Exercise brief :: Leaving out every picture, quote the data below exactly as it appears.

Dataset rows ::

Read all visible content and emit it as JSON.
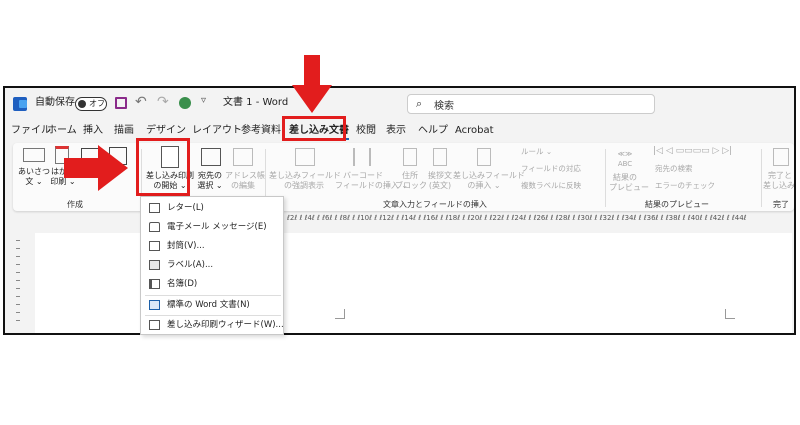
{
  "titlebar": {
    "autosave_label": "自動保存",
    "autosave_state": "オフ",
    "doc_title": "文書 1  -  Word",
    "search_placeholder": "検索"
  },
  "tabs": [
    "ファイル",
    "ホーム",
    "挿入",
    "描画",
    "デザイン",
    "レイアウト",
    "参考資料",
    "差し込み文書",
    "校閲",
    "表示",
    "ヘルプ",
    "Acrobat"
  ],
  "active_tab": "差し込み文書",
  "ribbon": {
    "create": {
      "greeting": [
        "あいさつ",
        "文 ⌄"
      ],
      "postcard": [
        "はがき",
        "印刷 ⌄"
      ],
      "group": "作成"
    },
    "start_merge": [
      "差し込み印刷",
      "の開始 ⌄"
    ],
    "recipients": [
      "宛先の",
      "選択 ⌄"
    ],
    "edit_list": [
      "アドレス帳",
      "の編集"
    ],
    "highlight": [
      "差し込みフィールド",
      "の強調表示"
    ],
    "barcode": [
      "バーコード",
      "フィールドの挿入 ⌄"
    ],
    "address_block": [
      "住所",
      "ブロック"
    ],
    "greeting_line": [
      "挨拶文",
      "(英文)"
    ],
    "insert_field": [
      "差し込みフィールド",
      "の挿入 ⌄"
    ],
    "rules": "ルール ⌄",
    "match_fields": "フィールドの対応",
    "update_labels": "複数ラベルに反映",
    "write_group": "文章入力とフィールドの挿入",
    "preview_results": [
      "結果の",
      "プレビュー"
    ],
    "find_recipient": "宛先の検索",
    "check_errors": "エラーのチェック",
    "preview_group": "結果のプレビュー",
    "finish": [
      "完了と",
      "差し込み ⌄"
    ],
    "finish_group": "完了"
  },
  "ruler_marks": "ℓ2ℓ ℓ ℓ4ℓ ℓ ℓ6ℓ ℓ ℓ8ℓ ℓ ℓ10ℓ ℓ ℓ12ℓ ℓ ℓ14ℓ ℓ ℓ16ℓ ℓ ℓ18ℓ ℓ ℓ20ℓ ℓ ℓ22ℓ ℓ ℓ24ℓ ℓ ℓ26ℓ ℓ ℓ28ℓ ℓ ℓ30ℓ ℓ ℓ32ℓ ℓ ℓ34ℓ ℓ ℓ36ℓ ℓ ℓ38ℓ ℓ ℓ40ℓ ℓ ℓ42ℓ ℓ ℓ44ℓ",
  "dropdown": [
    {
      "label": "レター(L)",
      "icon": "letter-icon"
    },
    {
      "label": "電子メール メッセージ(E)",
      "icon": "email-icon"
    },
    {
      "label": "封筒(V)...",
      "icon": "envelope-icon"
    },
    {
      "label": "ラベル(A)...",
      "icon": "label-icon"
    },
    {
      "label": "名簿(D)",
      "icon": "directory-icon"
    },
    {
      "label": "標準の Word 文書(N)",
      "icon": "word-doc-icon"
    },
    {
      "label": "差し込み印刷ウィザード(W)...",
      "icon": "wizard-icon"
    }
  ],
  "colors": {
    "highlight_red": "#e21d1d",
    "accent_blue": "#1d5fa8"
  }
}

Task response ::
Read all visible content and emit it as JSON.
{
  "titlebar": {
    "autosave_label": "自動保存",
    "autosave_state": "オフ",
    "doc_title": "文書 1  -  Word",
    "search_placeholder": "検索"
  },
  "tabs": [
    "ファイル",
    "ホーム",
    "挿入",
    "描画",
    "デザイン",
    "レイアウト",
    "参考資料",
    "差し込み文書",
    "校閲",
    "表示",
    "ヘルプ",
    "Acrobat"
  ],
  "active_tab": "差し込み文書",
  "ribbon": {
    "create": {
      "greeting": [
        "あいさつ",
        "文 ⌄"
      ],
      "postcard": [
        "はがき",
        "印刷 ⌄"
      ],
      "group": "作成"
    },
    "start_merge": [
      "差し込み印刷",
      "の開始 ⌄"
    ],
    "recipients": [
      "宛先の",
      "選択 ⌄"
    ],
    "edit_list": [
      "アドレス帳",
      "の編集"
    ],
    "highlight": [
      "差し込みフィールド",
      "の強調表示"
    ],
    "barcode": [
      "バーコード",
      "フィールドの挿入 ⌄"
    ],
    "address_block": [
      "住所",
      "ブロック"
    ],
    "greeting_line": [
      "挨拶文",
      "(英文)"
    ],
    "insert_field": [
      "差し込みフィールド",
      "の挿入 ⌄"
    ],
    "rules": "ルール ⌄",
    "match_fields": "フィールドの対応",
    "update_labels": "複数ラベルに反映",
    "write_group": "文章入力とフィールドの挿入",
    "preview_results": [
      "結果の",
      "プレビュー"
    ],
    "find_recipient": "宛先の検索",
    "check_errors": "エラーのチェック",
    "preview_group": "結果のプレビュー",
    "finish": [
      "完了と",
      "差し込み ⌄"
    ],
    "finish_group": "完了"
  },
  "ruler_marks": "ℓ2ℓ ℓ ℓ4ℓ ℓ ℓ6ℓ ℓ ℓ8ℓ ℓ ℓ10ℓ ℓ ℓ12ℓ ℓ ℓ14ℓ ℓ ℓ16ℓ ℓ ℓ18ℓ ℓ ℓ20ℓ ℓ ℓ22ℓ ℓ ℓ24ℓ ℓ ℓ26ℓ ℓ ℓ28ℓ ℓ ℓ30ℓ ℓ ℓ32ℓ ℓ ℓ34ℓ ℓ ℓ36ℓ ℓ ℓ38ℓ ℓ ℓ40ℓ ℓ ℓ42ℓ ℓ ℓ44ℓ",
  "dropdown": [
    {
      "label": "レター(L)",
      "icon": "letter-icon"
    },
    {
      "label": "電子メール メッセージ(E)",
      "icon": "email-icon"
    },
    {
      "label": "封筒(V)...",
      "icon": "envelope-icon"
    },
    {
      "label": "ラベル(A)...",
      "icon": "label-icon"
    },
    {
      "label": "名簿(D)",
      "icon": "directory-icon"
    },
    {
      "label": "標準の Word 文書(N)",
      "icon": "word-doc-icon"
    },
    {
      "label": "差し込み印刷ウィザード(W)...",
      "icon": "wizard-icon"
    }
  ],
  "colors": {
    "highlight_red": "#e21d1d",
    "accent_blue": "#1d5fa8"
  }
}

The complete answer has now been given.